# Input material:
____________________

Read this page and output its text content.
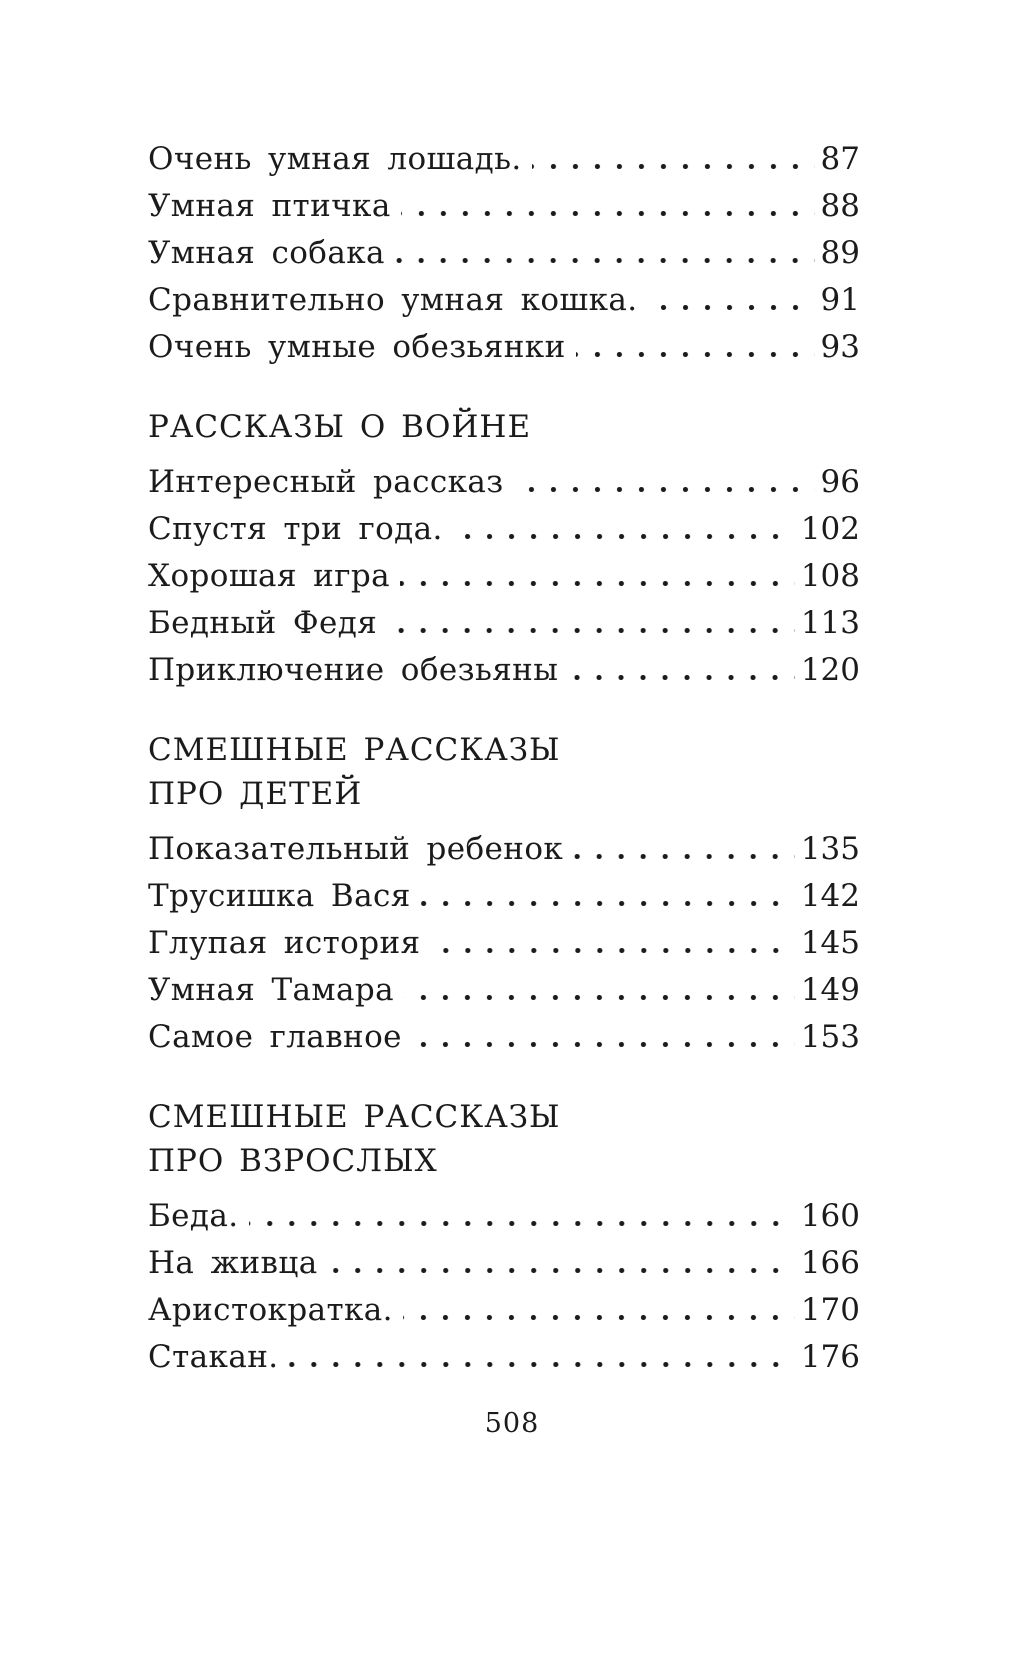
Очень умная лошадь.	87
Умная птичка	88
Умная собака	89
Сравнительно умная кошка.	91
Очень умные обезьянки	93
РАССКАЗЫ О ВОЙНЕ
Интересный рассказ	96
Спустя три года.	102
Хорошая игра	108
Бедный Федя	113
Приключение обезьяны	120
СМЕШНЫЕ РАССКАЗЫ
ПРО ДЕТЕЙ
Показательный ребенок	135
Трусишка Вася	142
Глупая история	145
Умная Тамара	149
Самое главное	153
СМЕШНЫЕ РАССКАЗЫ
ПРО ВЗРОСЛЫХ
Беда.	160
На живца	166
Аристократка.	170
Стакан.	176
508
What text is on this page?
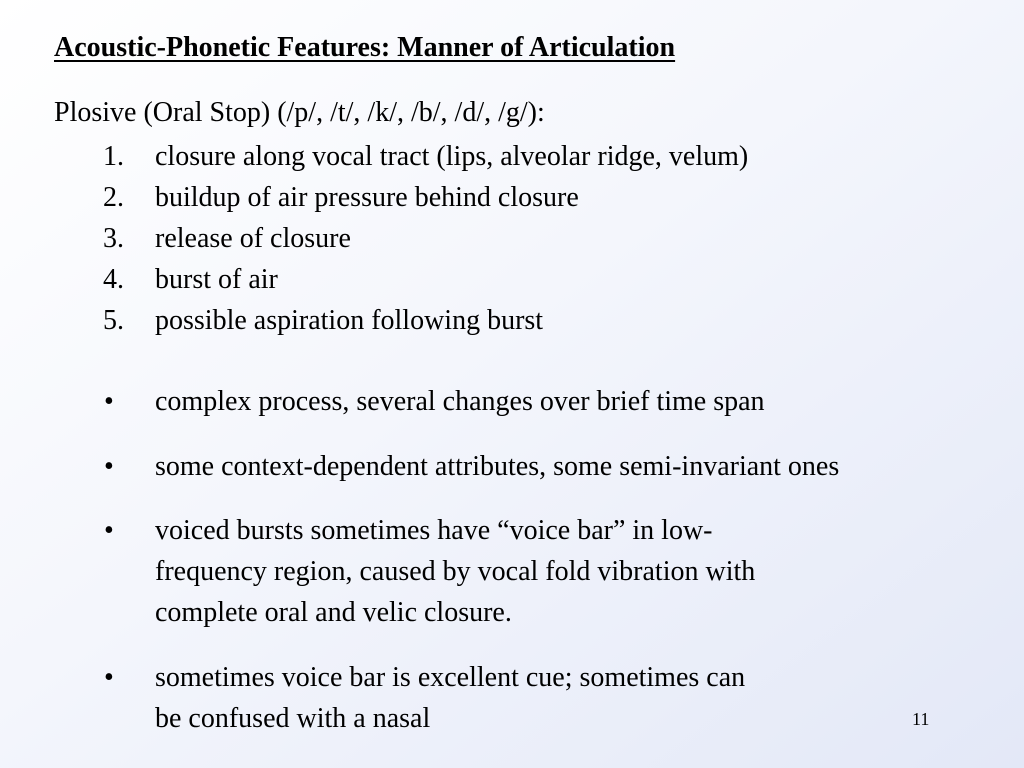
Acoustic-Phonetic Features: Manner of Articulation
Plosive (Oral Stop) (/p/, /t/, /k/, /b/, /d/, /g/):
1. closure along vocal tract (lips, alveolar ridge, velum)
2. buildup of air pressure behind closure
3. release of closure
4. burst of air
5. possible aspiration following burst
• complex process, several changes over brief time span
• some context-dependent attributes, some semi-invariant ones
• voiced bursts sometimes have “voice bar” in low-
frequency region, caused by vocal fold vibration with
complete oral and velic closure.
• sometimes voice bar is excellent cue; sometimes can
be confused with a nasal	11
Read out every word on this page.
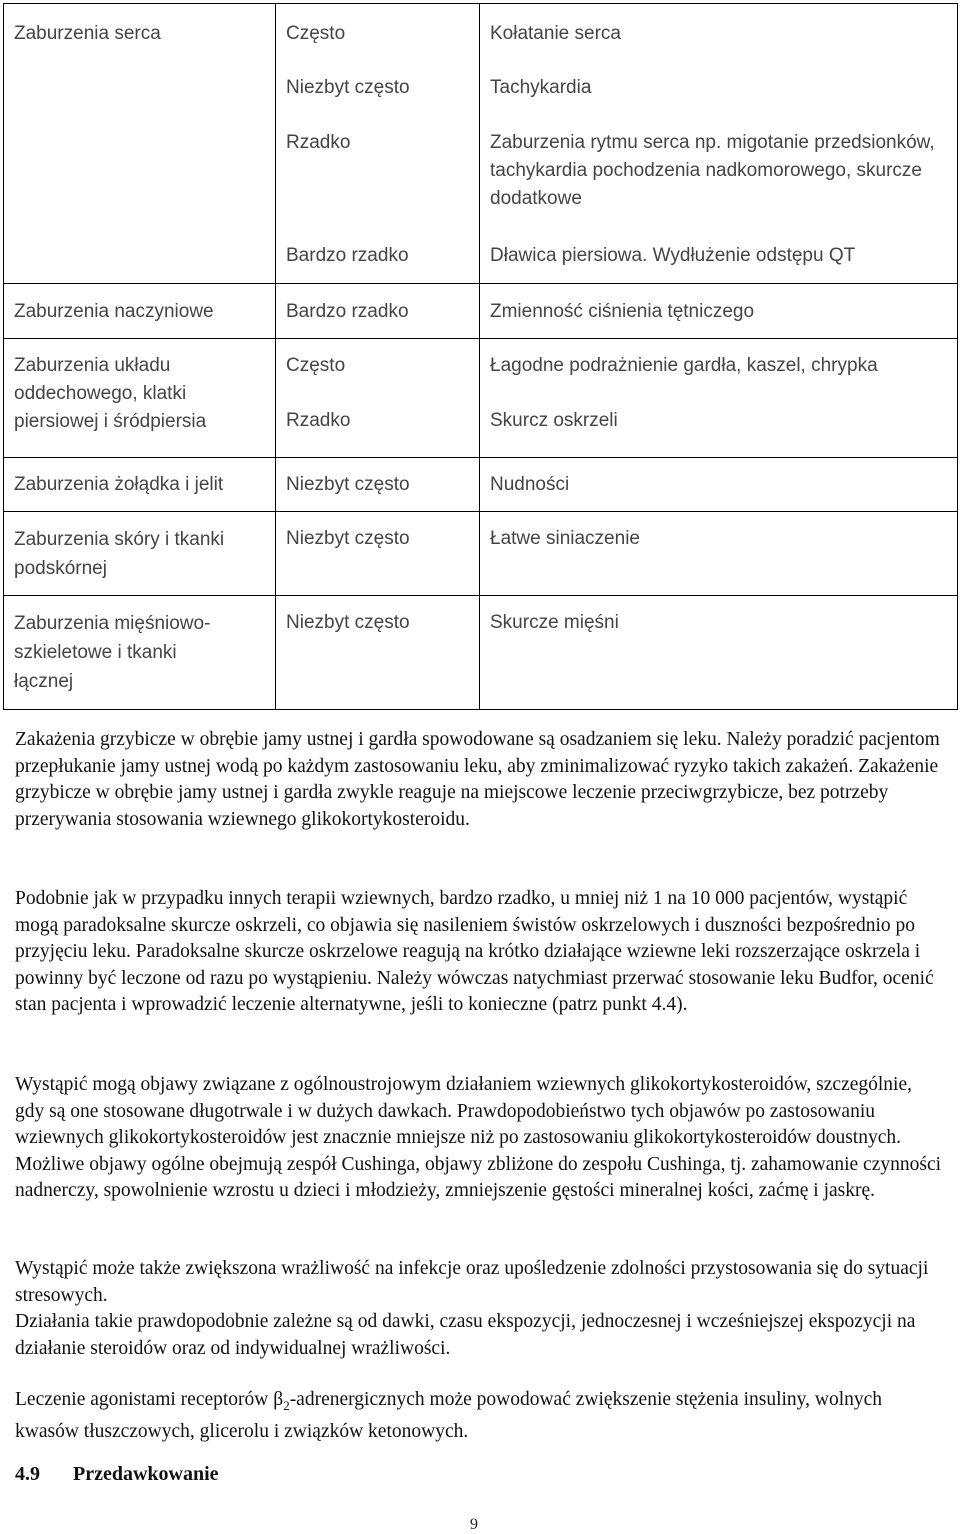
Zaburzenia serca	Często	Kołatanie serca

	Niezbyt często	Tachykardia

	Rzadko	Zaburzenia rytmu serca np. migotanie przedsionków, tachykardia pochodzenia nadkomorowego, skurcze dodatkowe

	Bardzo rzadko	Dławica piersiowa. Wydłużenie odstępu QT

Zaburzenia naczyniowe	Bardzo rzadko	Zmienność ciśnienia tętniczego

Zaburzenia układu oddechowego, klatki piersiowej i śródpiersia	Często	Łagodne podrażnienie gardła, kaszel, chrypka

	Rzadko	Skurcz oskrzeli

Zaburzenia żołądka i jelit	Niezbyt często	Nudności

Zaburzenia skóry i tkanki podskórnej	Niezbyt często	Łatwe siniaczenie

Zaburzenia mięśniowo-szkieletowe i tkanki łącznej	Niezbyt często	Skurcze mięśni
Zakażenia grzybicze w obrębie jamy ustnej i gardła spowodowane są osadzaniem się leku. Należy poradzić pacjentom przepłukanie jamy ustnej wodą po każdym zastosowaniu leku, aby zminimalizować ryzyko takich zakażeń. Zakażenie grzybicze w obrębie jamy ustnej i gardła zwykle reaguje na miejscowe leczenie przeciwgrzybicze, bez potrzeby przerywania stosowania wziewnego glikokortykosteroidu.
Podobnie jak w przypadku innych terapii wziewnych, bardzo rzadko, u mniej niż 1 na 10 000 pacjentów, wystąpić mogą paradoksalne skurcze oskrzeli, co objawia się nasileniem świstów oskrzelowych i duszności bezpośrednio po przyjęciu leku. Paradoksalne skurcze oskrzelowe reagują na krótko działające wziewne leki rozszerzające oskrzela i powinny być leczone od razu po wystąpieniu. Należy wówczas natychmiast przerwać stosowanie leku Budfor, ocenić stan pacjenta i wprowadzić leczenie alternatywne, jeśli to konieczne (patrz punkt 4.4).
Wystąpić mogą objawy związane z ogólnoustrojowym działaniem wziewnych glikokortykosteroidów, szczególnie, gdy są one stosowane długotrwale i w dużych dawkach. Prawdopodobieństwo tych objawów po zastosowaniu wziewnych glikokortykosteroidów jest znacznie mniejsze niż po zastosowaniu glikokortykosteroidów doustnych. Możliwe objawy ogólne obejmują zespół Cushinga, objawy zbliżone do zespołu Cushinga, tj. zahamowanie czynności nadnerczy, spowolnienie wzrostu u dzieci i młodzieży, zmniejszenie gęstości mineralnej kości, zaćmę i jaskrę.
Wystąpić może także zwiększona wrażliwość na infekcje oraz upośledzenie zdolności przystosowania się do sytuacji stresowych.
Działania takie prawdopodobnie zależne są od dawki, czasu ekspozycji, jednoczesnej i wcześniejszej ekspozycji na działanie steroidów oraz od indywidualnej wrażliwości.
Leczenie agonistami receptorów $\beta_2$-adrenergicznych może powodować zwiększenie stężenia insuliny, wolnych kwasów tłuszczowych, glicerolu i związków ketonowych.
4.9 Przedawkowanie
9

____________________

# Short problem:
Provide solely the number of lines in the data that include the word "Należy".

# Finished task:
2